** BEGIN RECORDS TO PROCESS **

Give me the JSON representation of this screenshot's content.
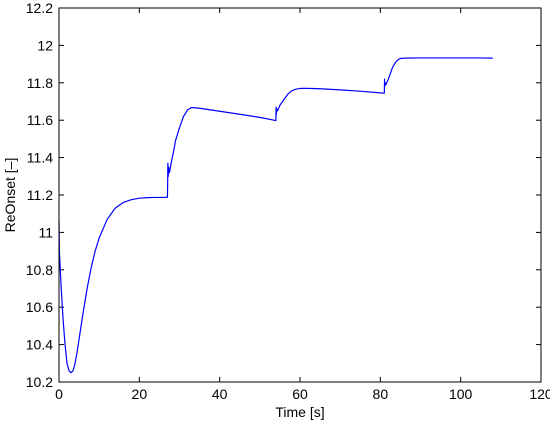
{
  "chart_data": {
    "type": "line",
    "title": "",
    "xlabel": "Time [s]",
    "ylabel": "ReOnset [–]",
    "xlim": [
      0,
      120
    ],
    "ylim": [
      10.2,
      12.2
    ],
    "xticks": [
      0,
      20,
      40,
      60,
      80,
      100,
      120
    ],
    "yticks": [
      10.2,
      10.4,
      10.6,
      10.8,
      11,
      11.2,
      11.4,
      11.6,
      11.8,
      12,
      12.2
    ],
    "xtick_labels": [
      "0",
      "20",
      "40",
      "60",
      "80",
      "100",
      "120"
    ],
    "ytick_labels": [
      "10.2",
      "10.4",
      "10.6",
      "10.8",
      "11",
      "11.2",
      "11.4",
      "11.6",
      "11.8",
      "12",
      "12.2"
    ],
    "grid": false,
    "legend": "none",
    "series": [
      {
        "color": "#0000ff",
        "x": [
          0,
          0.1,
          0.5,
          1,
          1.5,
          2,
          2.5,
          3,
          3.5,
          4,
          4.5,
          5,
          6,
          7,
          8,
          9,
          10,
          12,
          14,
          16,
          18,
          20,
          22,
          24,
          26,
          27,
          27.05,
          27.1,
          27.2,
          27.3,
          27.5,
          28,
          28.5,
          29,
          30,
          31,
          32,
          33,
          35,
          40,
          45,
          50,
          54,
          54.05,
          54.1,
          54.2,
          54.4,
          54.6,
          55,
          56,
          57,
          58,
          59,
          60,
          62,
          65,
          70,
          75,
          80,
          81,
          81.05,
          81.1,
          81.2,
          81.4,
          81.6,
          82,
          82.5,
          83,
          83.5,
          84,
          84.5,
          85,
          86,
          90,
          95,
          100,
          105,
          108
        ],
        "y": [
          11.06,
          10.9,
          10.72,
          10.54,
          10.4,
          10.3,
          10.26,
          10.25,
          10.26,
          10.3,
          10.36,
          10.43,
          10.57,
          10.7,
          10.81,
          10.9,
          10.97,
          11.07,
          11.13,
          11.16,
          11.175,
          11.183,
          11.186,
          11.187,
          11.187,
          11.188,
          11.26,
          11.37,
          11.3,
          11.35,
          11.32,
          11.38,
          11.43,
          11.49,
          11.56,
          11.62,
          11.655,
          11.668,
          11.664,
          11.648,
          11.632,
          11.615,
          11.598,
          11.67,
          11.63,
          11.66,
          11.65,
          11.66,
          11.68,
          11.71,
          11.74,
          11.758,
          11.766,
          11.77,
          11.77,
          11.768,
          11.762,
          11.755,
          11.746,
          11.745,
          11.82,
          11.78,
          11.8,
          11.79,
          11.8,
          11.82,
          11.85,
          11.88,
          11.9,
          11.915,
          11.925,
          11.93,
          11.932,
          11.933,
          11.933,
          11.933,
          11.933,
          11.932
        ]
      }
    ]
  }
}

** END RECORDS TO PROCESS **

WORK TO BE COMPLETED >> Except for the pictures, copy every line of the records above exactly.

TASK SOLUTION >>
Give me the JSON representation of this screenshot's content.
{
  "chart_data": {
    "type": "line",
    "title": "",
    "xlabel": "Time [s]",
    "ylabel": "ReOnset [–]",
    "xlim": [
      0,
      120
    ],
    "ylim": [
      10.2,
      12.2
    ],
    "xticks": [
      0,
      20,
      40,
      60,
      80,
      100,
      120
    ],
    "yticks": [
      10.2,
      10.4,
      10.6,
      10.8,
      11,
      11.2,
      11.4,
      11.6,
      11.8,
      12,
      12.2
    ],
    "xtick_labels": [
      "0",
      "20",
      "40",
      "60",
      "80",
      "100",
      "120"
    ],
    "ytick_labels": [
      "10.2",
      "10.4",
      "10.6",
      "10.8",
      "11",
      "11.2",
      "11.4",
      "11.6",
      "11.8",
      "12",
      "12.2"
    ],
    "grid": false,
    "legend": "none",
    "series": [
      {
        "color": "#0000ff",
        "x": [
          0,
          0.1,
          0.5,
          1,
          1.5,
          2,
          2.5,
          3,
          3.5,
          4,
          4.5,
          5,
          6,
          7,
          8,
          9,
          10,
          12,
          14,
          16,
          18,
          20,
          22,
          24,
          26,
          27,
          27.05,
          27.1,
          27.2,
          27.3,
          27.5,
          28,
          28.5,
          29,
          30,
          31,
          32,
          33,
          35,
          40,
          45,
          50,
          54,
          54.05,
          54.1,
          54.2,
          54.4,
          54.6,
          55,
          56,
          57,
          58,
          59,
          60,
          62,
          65,
          70,
          75,
          80,
          81,
          81.05,
          81.1,
          81.2,
          81.4,
          81.6,
          82,
          82.5,
          83,
          83.5,
          84,
          84.5,
          85,
          86,
          90,
          95,
          100,
          105,
          108
        ],
        "y": [
          11.06,
          10.9,
          10.72,
          10.54,
          10.4,
          10.3,
          10.26,
          10.25,
          10.26,
          10.3,
          10.36,
          10.43,
          10.57,
          10.7,
          10.81,
          10.9,
          10.97,
          11.07,
          11.13,
          11.16,
          11.175,
          11.183,
          11.186,
          11.187,
          11.187,
          11.188,
          11.26,
          11.37,
          11.3,
          11.35,
          11.32,
          11.38,
          11.43,
          11.49,
          11.56,
          11.62,
          11.655,
          11.668,
          11.664,
          11.648,
          11.632,
          11.615,
          11.598,
          11.67,
          11.63,
          11.66,
          11.65,
          11.66,
          11.68,
          11.71,
          11.74,
          11.758,
          11.766,
          11.77,
          11.77,
          11.768,
          11.762,
          11.755,
          11.746,
          11.745,
          11.82,
          11.78,
          11.8,
          11.79,
          11.8,
          11.82,
          11.85,
          11.88,
          11.9,
          11.915,
          11.925,
          11.93,
          11.932,
          11.933,
          11.933,
          11.933,
          11.933,
          11.932
        ]
      }
    ]
  }
}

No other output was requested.